--- Passage to read ---
Israeli firm Gambit Security has forensically linked the late-March attack on the Los Angeles County Metropolitan Transportation Authority to Iran's Ministry of Intelligence and Security (MOIS), despite the attackers branding themselves as the pro-Iran hacktivist collective 'Ababil of Minab.' The group posted videos claiming it wiped hundreds of terabytes and stole over a terabyte of files. LA Metro confirmed the breach on April 2, 2026, and had to check hundreds of servers for compromise before bringing them back online. The case illustrates a recurring pattern of state operations wearing a hacktivist costume to provide deniability while targeting critical infrastructure.
Symantec and Carbon Black, working with Huntress, have documented Operation Olalampo, a new MuddyWater (also tracked as Seedworm) espionage campaign that has hit at least nine countries. The Iran-linked actor uses DLL sideloading by abusing two trusted binaries - sentinelmemoryscanner.exe sideloads sentinelagentcore.dll - to deploy the open-source ChromElevator tool, which steals passwords, cookies, and payment-card data from Chromium browsers while bypassing App-Bound Encryption. The campaign also uses Node.js-based implants that drop PowerShell scripts for reconnaissance, SAM-hive theft, screenshot capture, and SOCKS5 reverse-proxy tunneling. Stolen data has been staged on the public file-transfer service sendit[.]sh.

--- Task to complete ---
Please pick up the piece on Iran-linked hacking campaigns after its last sentence and keep writing it.

--- Exercise data ---
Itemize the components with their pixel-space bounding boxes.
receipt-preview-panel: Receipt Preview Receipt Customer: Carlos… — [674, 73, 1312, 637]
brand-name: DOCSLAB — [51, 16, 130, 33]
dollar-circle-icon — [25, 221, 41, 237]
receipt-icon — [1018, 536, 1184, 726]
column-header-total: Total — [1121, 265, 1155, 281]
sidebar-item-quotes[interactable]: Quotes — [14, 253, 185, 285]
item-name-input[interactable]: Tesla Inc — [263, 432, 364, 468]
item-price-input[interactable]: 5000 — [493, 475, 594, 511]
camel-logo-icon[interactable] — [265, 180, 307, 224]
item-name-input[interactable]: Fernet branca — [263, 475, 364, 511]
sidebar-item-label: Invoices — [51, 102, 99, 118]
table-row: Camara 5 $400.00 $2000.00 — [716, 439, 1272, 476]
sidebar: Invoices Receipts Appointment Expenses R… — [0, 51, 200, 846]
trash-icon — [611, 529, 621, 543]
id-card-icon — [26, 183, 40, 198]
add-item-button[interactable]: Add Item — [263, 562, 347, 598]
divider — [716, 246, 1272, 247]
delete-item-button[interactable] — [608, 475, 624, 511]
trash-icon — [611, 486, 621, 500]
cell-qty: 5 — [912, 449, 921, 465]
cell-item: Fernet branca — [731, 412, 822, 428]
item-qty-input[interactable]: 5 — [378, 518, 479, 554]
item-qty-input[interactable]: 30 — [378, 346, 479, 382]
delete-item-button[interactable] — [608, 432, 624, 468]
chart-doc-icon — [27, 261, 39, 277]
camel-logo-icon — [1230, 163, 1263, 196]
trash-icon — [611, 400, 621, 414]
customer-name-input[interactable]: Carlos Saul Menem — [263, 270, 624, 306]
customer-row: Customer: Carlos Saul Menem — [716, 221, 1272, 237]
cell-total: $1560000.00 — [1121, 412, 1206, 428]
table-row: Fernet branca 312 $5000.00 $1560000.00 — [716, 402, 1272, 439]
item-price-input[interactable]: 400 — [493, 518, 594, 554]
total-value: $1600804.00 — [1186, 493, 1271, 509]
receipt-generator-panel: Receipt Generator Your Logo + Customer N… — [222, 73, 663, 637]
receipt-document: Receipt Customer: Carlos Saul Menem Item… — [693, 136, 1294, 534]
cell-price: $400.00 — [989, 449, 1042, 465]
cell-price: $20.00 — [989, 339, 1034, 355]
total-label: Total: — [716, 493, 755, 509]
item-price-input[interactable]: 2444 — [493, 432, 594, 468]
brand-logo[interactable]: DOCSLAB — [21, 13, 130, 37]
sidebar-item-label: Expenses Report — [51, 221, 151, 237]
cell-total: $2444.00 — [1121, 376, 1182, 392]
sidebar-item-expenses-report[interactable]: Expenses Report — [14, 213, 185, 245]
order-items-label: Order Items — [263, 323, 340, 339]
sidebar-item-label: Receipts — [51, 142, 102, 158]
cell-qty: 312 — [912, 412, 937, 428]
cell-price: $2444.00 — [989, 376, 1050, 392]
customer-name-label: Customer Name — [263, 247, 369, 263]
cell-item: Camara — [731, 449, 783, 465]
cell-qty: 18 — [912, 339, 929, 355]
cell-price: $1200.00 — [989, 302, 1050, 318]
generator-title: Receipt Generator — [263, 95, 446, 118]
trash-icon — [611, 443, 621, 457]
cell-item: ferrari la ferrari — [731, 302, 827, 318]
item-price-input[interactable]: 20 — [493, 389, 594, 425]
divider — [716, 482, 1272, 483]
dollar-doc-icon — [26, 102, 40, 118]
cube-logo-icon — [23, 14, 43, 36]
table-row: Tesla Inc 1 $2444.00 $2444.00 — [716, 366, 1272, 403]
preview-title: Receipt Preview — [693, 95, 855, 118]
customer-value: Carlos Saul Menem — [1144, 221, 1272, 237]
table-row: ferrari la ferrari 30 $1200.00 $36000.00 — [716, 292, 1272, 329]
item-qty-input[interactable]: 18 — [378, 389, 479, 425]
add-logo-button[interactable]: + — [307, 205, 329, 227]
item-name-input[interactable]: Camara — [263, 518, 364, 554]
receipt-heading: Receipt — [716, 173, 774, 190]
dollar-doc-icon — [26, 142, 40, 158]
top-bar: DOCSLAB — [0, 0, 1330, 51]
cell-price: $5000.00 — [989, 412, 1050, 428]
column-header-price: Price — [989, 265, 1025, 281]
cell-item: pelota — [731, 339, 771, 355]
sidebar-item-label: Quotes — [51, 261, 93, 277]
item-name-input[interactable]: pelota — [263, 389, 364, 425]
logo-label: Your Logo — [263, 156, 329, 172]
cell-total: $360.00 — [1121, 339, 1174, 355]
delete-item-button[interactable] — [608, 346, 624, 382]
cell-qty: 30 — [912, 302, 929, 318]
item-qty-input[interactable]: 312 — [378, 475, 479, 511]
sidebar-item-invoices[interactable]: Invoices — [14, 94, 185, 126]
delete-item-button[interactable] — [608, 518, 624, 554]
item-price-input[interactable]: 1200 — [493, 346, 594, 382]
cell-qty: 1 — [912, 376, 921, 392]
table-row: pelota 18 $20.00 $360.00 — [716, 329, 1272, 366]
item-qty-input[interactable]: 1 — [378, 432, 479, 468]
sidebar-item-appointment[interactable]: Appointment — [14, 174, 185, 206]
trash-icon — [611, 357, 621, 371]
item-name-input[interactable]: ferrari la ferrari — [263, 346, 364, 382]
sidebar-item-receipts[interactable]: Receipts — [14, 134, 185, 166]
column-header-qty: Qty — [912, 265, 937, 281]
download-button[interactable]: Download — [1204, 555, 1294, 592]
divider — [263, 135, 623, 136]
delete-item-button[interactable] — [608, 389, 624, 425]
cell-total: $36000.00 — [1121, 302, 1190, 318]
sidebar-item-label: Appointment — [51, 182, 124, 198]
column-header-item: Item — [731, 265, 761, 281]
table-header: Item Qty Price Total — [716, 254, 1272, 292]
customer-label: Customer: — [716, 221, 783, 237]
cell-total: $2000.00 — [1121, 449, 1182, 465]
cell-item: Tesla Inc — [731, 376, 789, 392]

--- Answer box ---
Check Point has documented Iranian APT Nimbus Manticore (also tracked as UNC1549) accelerating its operations during US Operation Epic Fury rather than going quiet. The campaign hits aviation, software, and defense organizations in the US, Europe, and the Middle East via three waves: career-themed phishing using AppDomain hijacking to deploy MiniJunk (February), a trojanized Zoom installer that hijacks legitimate scheduled tasks to deliver the new MiniFast backdoor (March), and the group's first SEO poisoning campaign distributing a weaponized Oracle SQL Developer installer via getsqldeveloper[.]com (April). MiniFast shows signs of AI-assisted development: defensive coding patterns, verbose error strings, and modular structure.